*Input data*

═══

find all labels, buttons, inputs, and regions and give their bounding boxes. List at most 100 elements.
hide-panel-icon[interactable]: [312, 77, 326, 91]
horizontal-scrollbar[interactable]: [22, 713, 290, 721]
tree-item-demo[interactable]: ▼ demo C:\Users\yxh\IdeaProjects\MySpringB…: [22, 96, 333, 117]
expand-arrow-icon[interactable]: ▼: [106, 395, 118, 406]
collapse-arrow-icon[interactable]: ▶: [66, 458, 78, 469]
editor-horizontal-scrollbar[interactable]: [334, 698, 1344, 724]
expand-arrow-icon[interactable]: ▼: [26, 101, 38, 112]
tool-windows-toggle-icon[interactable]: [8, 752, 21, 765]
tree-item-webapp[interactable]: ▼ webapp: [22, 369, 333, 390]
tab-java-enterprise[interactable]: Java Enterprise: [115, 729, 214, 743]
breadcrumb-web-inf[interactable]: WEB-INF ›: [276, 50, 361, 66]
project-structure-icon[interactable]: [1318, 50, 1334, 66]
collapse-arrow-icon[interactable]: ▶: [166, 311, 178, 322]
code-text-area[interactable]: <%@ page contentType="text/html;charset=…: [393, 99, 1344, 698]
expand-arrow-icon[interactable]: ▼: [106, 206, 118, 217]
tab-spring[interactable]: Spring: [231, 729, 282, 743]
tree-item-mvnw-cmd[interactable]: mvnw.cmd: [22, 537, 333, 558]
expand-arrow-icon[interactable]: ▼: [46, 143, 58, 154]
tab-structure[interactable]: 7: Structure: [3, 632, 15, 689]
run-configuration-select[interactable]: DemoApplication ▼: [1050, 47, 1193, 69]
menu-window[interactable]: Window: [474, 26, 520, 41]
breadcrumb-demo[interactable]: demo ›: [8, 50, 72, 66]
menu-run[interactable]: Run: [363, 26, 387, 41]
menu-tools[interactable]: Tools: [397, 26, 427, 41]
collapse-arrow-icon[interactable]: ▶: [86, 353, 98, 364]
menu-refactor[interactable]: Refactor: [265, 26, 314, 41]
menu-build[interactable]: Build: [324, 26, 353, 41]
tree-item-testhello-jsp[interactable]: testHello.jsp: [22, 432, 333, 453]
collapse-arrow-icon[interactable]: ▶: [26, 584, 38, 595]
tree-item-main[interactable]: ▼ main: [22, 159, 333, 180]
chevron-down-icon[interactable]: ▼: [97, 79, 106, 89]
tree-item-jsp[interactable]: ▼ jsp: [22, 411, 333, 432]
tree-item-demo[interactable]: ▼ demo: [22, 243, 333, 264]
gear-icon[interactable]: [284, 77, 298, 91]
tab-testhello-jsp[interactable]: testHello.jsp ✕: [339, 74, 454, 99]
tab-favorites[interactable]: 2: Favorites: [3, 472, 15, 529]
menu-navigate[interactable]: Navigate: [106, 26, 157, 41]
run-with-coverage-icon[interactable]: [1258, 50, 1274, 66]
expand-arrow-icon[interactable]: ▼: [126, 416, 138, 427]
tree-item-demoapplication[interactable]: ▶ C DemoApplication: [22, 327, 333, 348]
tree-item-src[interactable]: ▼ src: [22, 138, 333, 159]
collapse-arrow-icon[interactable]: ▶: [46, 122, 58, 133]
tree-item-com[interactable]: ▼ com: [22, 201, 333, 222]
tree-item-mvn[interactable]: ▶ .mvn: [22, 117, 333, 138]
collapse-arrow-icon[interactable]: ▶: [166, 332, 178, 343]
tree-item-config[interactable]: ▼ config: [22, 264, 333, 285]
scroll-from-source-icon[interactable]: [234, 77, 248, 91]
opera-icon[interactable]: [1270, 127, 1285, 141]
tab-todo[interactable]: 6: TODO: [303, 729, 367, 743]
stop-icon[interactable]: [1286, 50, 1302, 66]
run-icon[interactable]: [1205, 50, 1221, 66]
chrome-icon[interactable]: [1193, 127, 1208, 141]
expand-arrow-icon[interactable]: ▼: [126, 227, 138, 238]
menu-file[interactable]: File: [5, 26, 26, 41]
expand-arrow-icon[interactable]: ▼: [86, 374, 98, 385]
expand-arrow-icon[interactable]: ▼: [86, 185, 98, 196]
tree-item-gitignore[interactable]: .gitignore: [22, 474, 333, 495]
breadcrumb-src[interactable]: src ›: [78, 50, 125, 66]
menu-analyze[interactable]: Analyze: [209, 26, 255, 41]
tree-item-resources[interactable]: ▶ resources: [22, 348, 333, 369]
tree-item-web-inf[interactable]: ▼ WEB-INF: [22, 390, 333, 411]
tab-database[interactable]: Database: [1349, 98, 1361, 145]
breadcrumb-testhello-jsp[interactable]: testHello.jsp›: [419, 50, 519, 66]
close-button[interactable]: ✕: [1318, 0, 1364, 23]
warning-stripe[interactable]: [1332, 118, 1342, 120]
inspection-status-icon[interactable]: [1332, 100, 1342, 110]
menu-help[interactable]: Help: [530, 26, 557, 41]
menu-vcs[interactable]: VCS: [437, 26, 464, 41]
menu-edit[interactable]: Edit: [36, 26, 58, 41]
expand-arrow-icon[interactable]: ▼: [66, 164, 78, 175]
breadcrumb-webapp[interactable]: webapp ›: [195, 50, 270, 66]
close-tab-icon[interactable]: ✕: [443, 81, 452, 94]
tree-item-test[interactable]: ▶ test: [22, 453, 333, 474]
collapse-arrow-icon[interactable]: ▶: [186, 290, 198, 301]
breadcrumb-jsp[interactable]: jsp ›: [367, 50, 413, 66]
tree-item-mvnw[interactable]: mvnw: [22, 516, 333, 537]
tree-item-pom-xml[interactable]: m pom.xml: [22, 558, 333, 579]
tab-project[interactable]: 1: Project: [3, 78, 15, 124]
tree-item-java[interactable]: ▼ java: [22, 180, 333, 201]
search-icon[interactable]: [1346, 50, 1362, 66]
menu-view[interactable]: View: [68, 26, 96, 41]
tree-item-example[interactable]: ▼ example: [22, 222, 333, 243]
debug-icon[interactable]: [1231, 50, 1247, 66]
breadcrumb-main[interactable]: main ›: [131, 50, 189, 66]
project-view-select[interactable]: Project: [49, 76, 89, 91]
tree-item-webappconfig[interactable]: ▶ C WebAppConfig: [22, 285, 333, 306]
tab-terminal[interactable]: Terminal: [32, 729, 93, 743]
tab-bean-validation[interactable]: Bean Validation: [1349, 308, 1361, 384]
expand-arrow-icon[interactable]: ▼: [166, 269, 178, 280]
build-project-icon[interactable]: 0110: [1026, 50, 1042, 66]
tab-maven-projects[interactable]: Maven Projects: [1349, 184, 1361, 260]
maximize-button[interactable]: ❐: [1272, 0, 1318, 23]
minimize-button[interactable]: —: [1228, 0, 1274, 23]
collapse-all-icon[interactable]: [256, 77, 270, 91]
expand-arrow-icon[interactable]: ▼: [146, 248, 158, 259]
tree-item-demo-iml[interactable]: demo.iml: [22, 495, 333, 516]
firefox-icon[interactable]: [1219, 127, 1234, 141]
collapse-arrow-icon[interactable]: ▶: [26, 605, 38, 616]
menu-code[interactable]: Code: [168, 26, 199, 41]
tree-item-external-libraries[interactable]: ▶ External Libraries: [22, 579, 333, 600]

═══

Please pick out every line of the listing above that contains the string "java", and copy each one in full.

*Task output*
tab-java-enterprise[interactable]: Java Enterprise: [115, 729, 214, 743]
tree-item-java[interactable]: ▼ java: [22, 180, 333, 201]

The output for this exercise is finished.